YOUR INSTRUCTIONS:
All of the material below is to be restated word for word, apart from the pictures.
━━━ DATA EXCERPTS
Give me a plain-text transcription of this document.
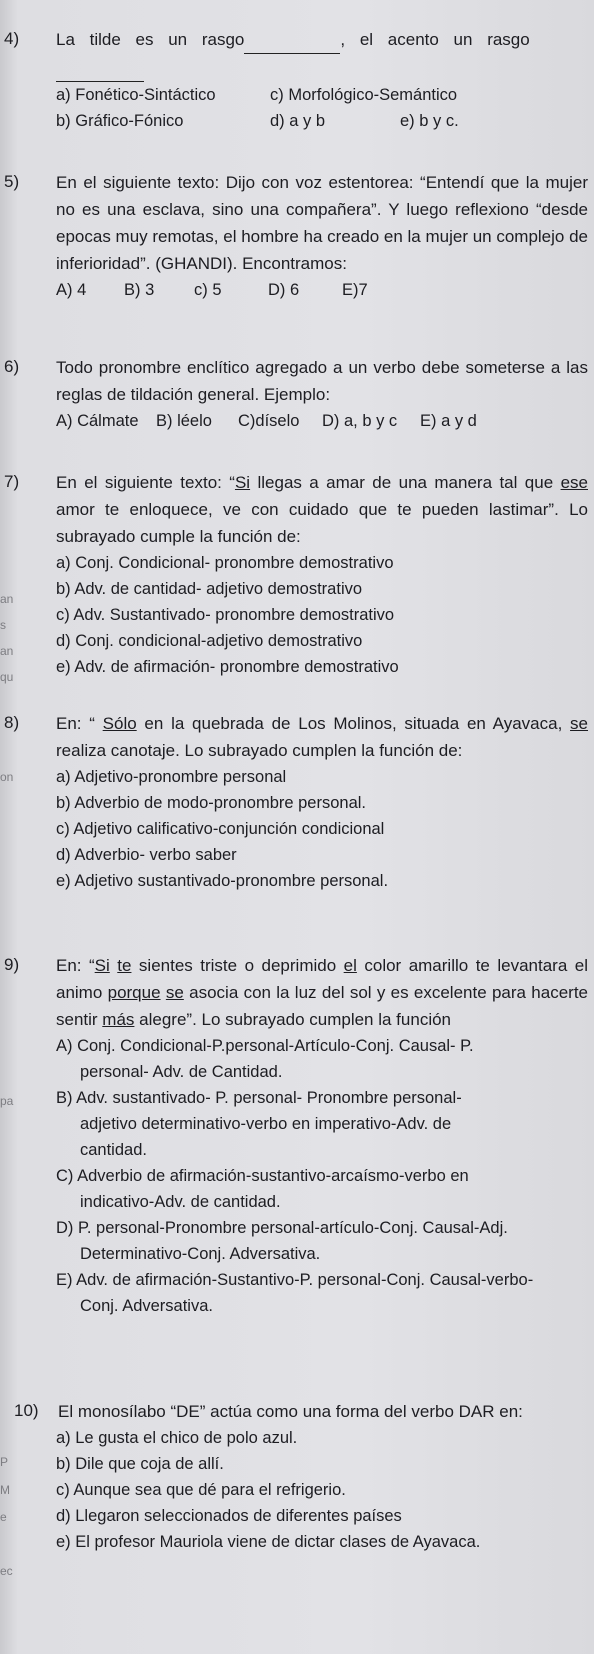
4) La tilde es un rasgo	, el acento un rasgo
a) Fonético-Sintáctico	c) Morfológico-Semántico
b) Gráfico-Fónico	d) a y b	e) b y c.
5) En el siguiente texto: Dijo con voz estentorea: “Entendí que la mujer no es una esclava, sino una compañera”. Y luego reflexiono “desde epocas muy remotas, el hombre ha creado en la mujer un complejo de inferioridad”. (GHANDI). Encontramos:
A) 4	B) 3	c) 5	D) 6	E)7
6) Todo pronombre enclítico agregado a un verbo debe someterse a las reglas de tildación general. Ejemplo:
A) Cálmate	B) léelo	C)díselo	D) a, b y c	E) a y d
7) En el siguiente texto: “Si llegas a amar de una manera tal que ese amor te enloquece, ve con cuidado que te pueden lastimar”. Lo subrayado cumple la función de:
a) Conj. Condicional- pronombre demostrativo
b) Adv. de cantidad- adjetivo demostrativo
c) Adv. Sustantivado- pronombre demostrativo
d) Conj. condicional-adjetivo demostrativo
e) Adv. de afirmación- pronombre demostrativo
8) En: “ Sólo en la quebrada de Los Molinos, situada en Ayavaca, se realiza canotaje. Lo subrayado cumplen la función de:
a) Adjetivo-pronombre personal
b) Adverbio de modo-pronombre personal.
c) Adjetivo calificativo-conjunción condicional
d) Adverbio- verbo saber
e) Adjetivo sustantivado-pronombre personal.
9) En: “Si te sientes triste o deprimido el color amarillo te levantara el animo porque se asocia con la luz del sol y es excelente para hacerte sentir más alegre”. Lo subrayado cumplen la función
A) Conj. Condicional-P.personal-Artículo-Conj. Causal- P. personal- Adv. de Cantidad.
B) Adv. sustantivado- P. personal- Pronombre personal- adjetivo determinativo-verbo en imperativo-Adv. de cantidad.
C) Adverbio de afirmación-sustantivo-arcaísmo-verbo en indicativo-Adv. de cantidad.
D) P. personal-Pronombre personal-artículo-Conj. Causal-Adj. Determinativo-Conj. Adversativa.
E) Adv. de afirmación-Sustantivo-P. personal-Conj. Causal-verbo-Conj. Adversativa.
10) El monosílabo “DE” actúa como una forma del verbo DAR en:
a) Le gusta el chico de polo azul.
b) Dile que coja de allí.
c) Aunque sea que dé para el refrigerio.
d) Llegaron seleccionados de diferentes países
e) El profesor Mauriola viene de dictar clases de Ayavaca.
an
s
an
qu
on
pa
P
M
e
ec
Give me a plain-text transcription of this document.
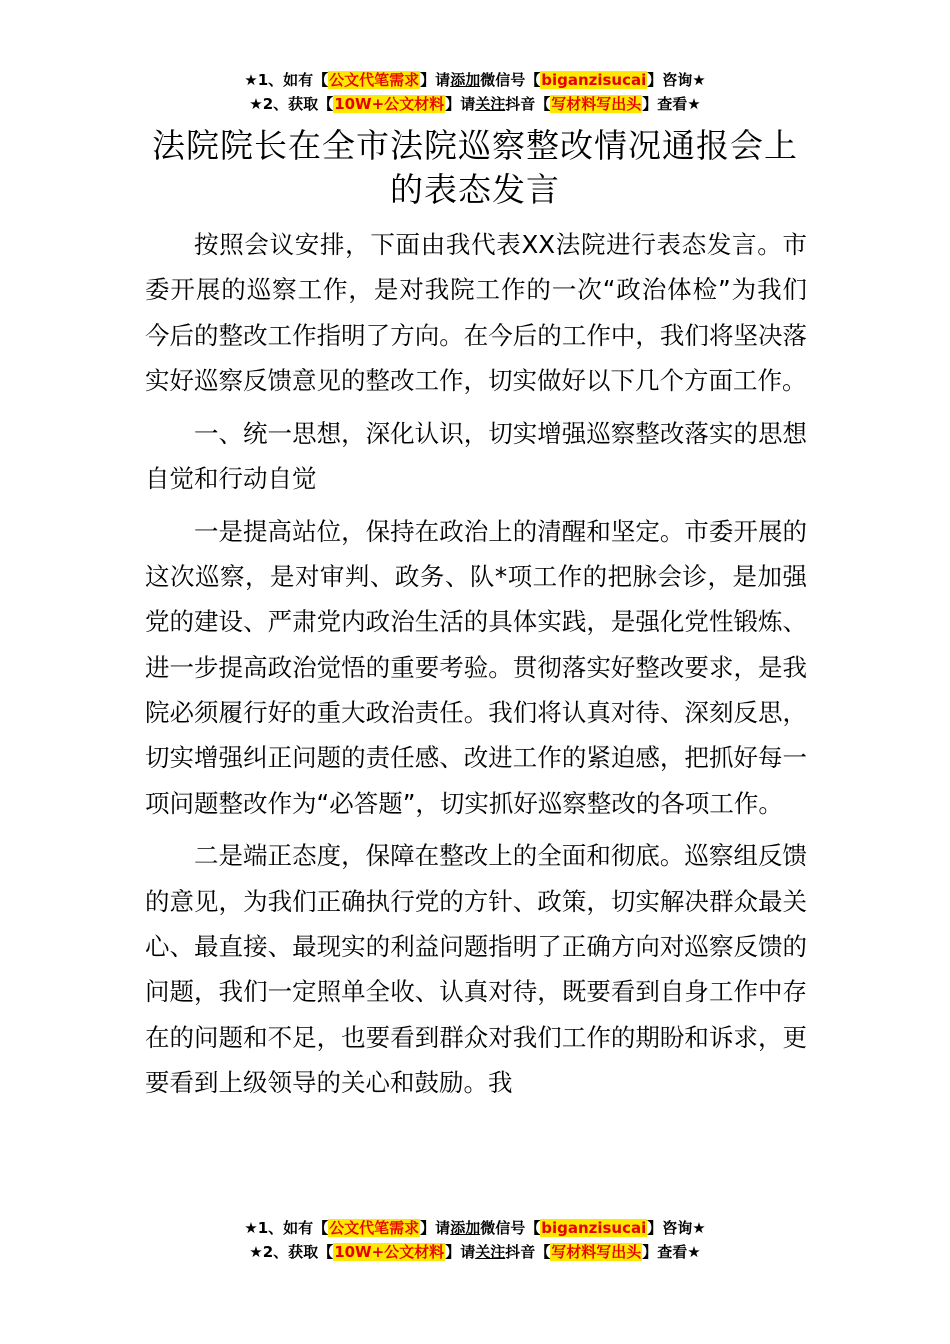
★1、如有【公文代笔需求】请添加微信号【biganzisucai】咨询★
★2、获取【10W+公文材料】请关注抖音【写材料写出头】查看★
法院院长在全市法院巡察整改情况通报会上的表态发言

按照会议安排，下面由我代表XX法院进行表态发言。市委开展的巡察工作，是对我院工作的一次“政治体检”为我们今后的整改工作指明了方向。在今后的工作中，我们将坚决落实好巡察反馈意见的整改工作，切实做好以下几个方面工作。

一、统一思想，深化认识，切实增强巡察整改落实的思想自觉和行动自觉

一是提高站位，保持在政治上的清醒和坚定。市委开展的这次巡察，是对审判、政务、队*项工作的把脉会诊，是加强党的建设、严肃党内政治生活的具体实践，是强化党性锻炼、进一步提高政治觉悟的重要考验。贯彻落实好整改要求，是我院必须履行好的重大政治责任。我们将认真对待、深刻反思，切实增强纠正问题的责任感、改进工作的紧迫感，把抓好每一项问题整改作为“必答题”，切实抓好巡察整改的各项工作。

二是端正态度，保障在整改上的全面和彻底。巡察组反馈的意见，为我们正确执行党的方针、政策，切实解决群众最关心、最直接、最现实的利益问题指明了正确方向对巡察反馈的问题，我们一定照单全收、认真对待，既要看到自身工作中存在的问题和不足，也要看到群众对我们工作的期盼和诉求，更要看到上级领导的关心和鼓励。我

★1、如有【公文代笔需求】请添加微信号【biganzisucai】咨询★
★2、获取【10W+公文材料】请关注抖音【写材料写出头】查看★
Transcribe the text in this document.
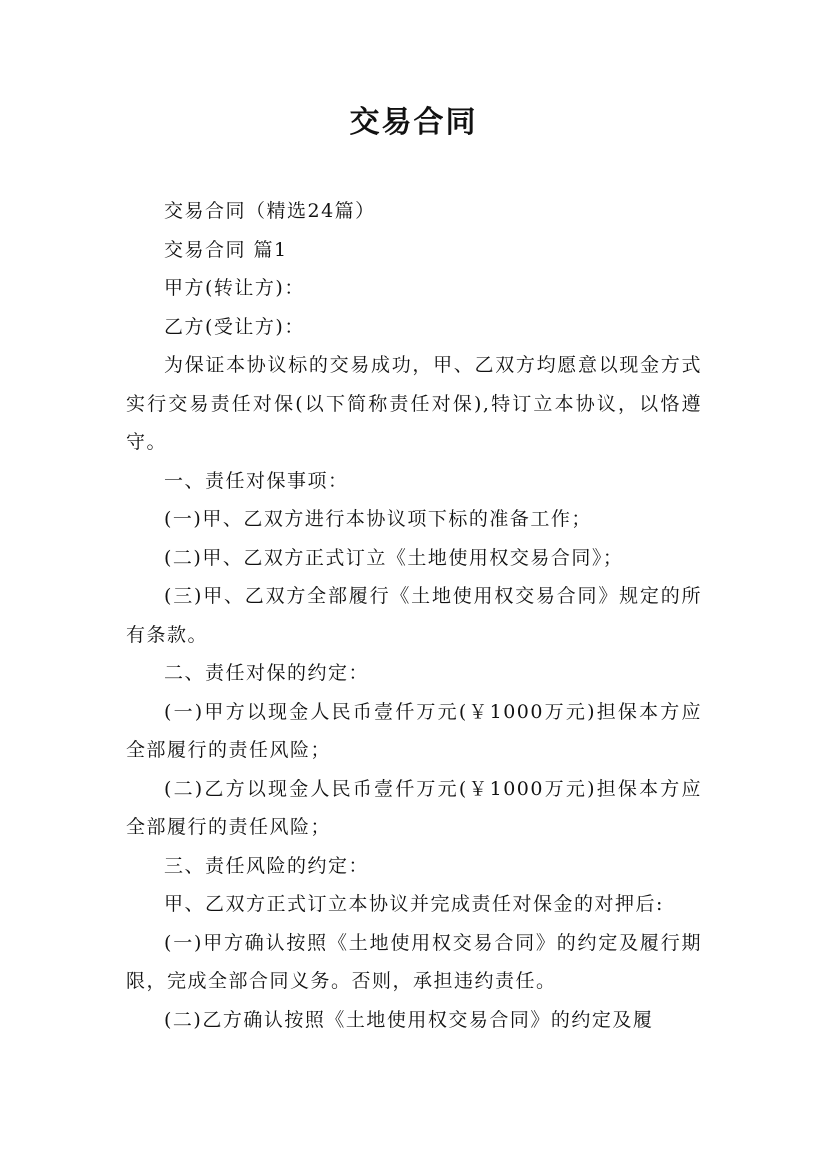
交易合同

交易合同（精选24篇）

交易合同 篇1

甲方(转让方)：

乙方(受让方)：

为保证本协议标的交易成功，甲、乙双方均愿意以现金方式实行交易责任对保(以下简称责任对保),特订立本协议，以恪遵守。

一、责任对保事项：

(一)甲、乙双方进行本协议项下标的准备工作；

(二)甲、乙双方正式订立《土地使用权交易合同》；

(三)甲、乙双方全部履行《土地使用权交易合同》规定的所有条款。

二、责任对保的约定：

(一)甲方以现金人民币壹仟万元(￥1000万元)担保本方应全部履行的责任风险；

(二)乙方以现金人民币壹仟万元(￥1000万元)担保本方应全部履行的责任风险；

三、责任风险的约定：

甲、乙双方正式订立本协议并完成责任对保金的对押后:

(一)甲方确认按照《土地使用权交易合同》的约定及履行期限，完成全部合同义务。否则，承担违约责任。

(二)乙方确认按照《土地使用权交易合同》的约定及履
━━━━━━
ANSWER TO THIS EXERCISE:
Give me a plain-text transcription of this document.
4) La tilde es un rasgo	, el acento un rasgo
a) Fonético-Sintáctico	c) Morfológico-Semántico
b) Gráfico-Fónico	d) a y b	e) b y c.
5) En el siguiente texto: Dijo con voz estentorea: “Entendí que la mujer no es una esclava, sino una compañera”. Y luego reflexiono “desde epocas muy remotas, el hombre ha creado en la mujer un complejo de inferioridad”. (GHANDI). Encontramos:
A) 4	B) 3	c) 5	D) 6	E)7
6) Todo pronombre enclítico agregado a un verbo debe someterse a las reglas de tildación general. Ejemplo:
A) Cálmate	B) léelo	C)díselo	D) a, b y c	E) a y d
7) En el siguiente texto: “Si llegas a amar de una manera tal que ese amor te enloquece, ve con cuidado que te pueden lastimar”. Lo subrayado cumple la función de:
a) Conj. Condicional- pronombre demostrativo
b) Adv. de cantidad- adjetivo demostrativo
c) Adv. Sustantivado- pronombre demostrativo
d) Conj. condicional-adjetivo demostrativo
e) Adv. de afirmación- pronombre demostrativo
8) En: “ Sólo en la quebrada de Los Molinos, situada en Ayavaca, se realiza canotaje. Lo subrayado cumplen la función de:
a) Adjetivo-pronombre personal
b) Adverbio de modo-pronombre personal.
c) Adjetivo calificativo-conjunción condicional
d) Adverbio- verbo saber
e) Adjetivo sustantivado-pronombre personal.
9) En: “Si te sientes triste o deprimido el color amarillo te levantara el animo porque se asocia con la luz del sol y es excelente para hacerte sentir más alegre”. Lo subrayado cumplen la función
A) Conj. Condicional-P.personal-Artículo-Conj. Causal- P. personal- Adv. de Cantidad.
B) Adv. sustantivado- P. personal- Pronombre personal- adjetivo determinativo-verbo en imperativo-Adv. de cantidad.
C) Adverbio de afirmación-sustantivo-arcaísmo-verbo en indicativo-Adv. de cantidad.
D) P. personal-Pronombre personal-artículo-Conj. Causal-Adj. Determinativo-Conj. Adversativa.
E) Adv. de afirmación-Sustantivo-P. personal-Conj. Causal-verbo-Conj. Adversativa.
10) El monosílabo “DE” actúa como una forma del verbo DAR en:
a) Le gusta el chico de polo azul.
b) Dile que coja de allí.
c) Aunque sea que dé para el refrigerio.
d) Llegaron seleccionados de diferentes países
e) El profesor Mauriola viene de dictar clases de Ayavaca.
an
s
an
qu
on
pa
P
M
e
ec
Give me a plain-text transcription of this document.
★1、如有【公文代笔需求】请添加微信号【biganzisucai】咨询★
★2、获取【10W+公文材料】请关注抖音【写材料写出头】查看★
法院院长在全市法院巡察整改情况通报会上的表态发言

按照会议安排，下面由我代表XX法院进行表态发言。市委开展的巡察工作，是对我院工作的一次“政治体检”为我们今后的整改工作指明了方向。在今后的工作中，我们将坚决落实好巡察反馈意见的整改工作，切实做好以下几个方面工作。

一、统一思想，深化认识，切实增强巡察整改落实的思想自觉和行动自觉

一是提高站位，保持在政治上的清醒和坚定。市委开展的这次巡察，是对审判、政务、队*项工作的把脉会诊，是加强党的建设、严肃党内政治生活的具体实践，是强化党性锻炼、进一步提高政治觉悟的重要考验。贯彻落实好整改要求，是我院必须履行好的重大政治责任。我们将认真对待、深刻反思，切实增强纠正问题的责任感、改进工作的紧迫感，把抓好每一项问题整改作为“必答题”，切实抓好巡察整改的各项工作。

二是端正态度，保障在整改上的全面和彻底。巡察组反馈的意见，为我们正确执行党的方针、政策，切实解决群众最关心、最直接、最现实的利益问题指明了正确方向对巡察反馈的问题，我们一定照单全收、认真对待，既要看到自身工作中存在的问题和不足，也要看到群众对我们工作的期盼和诉求，更要看到上级领导的关心和鼓励。我

★1、如有【公文代笔需求】请添加微信号【biganzisucai】咨询★
★2、获取【10W+公文材料】请关注抖音【写材料写出头】查看★
Transcribe the text in this document.
交易合同

交易合同（精选24篇）

交易合同 篇1

甲方(转让方)：

乙方(受让方)：

为保证本协议标的交易成功，甲、乙双方均愿意以现金方式实行交易责任对保(以下简称责任对保),特订立本协议，以恪遵守。

一、责任对保事项：

(一)甲、乙双方进行本协议项下标的准备工作；

(二)甲、乙双方正式订立《土地使用权交易合同》；

(三)甲、乙双方全部履行《土地使用权交易合同》规定的所有条款。

二、责任对保的约定：

(一)甲方以现金人民币壹仟万元(￥1000万元)担保本方应全部履行的责任风险；

(二)乙方以现金人民币壹仟万元(￥1000万元)担保本方应全部履行的责任风险；

三、责任风险的约定：

甲、乙双方正式订立本协议并完成责任对保金的对押后:

(一)甲方确认按照《土地使用权交易合同》的约定及履行期限，完成全部合同义务。否则，承担违约责任。

(二)乙方确认按照《土地使用权交易合同》的约定及履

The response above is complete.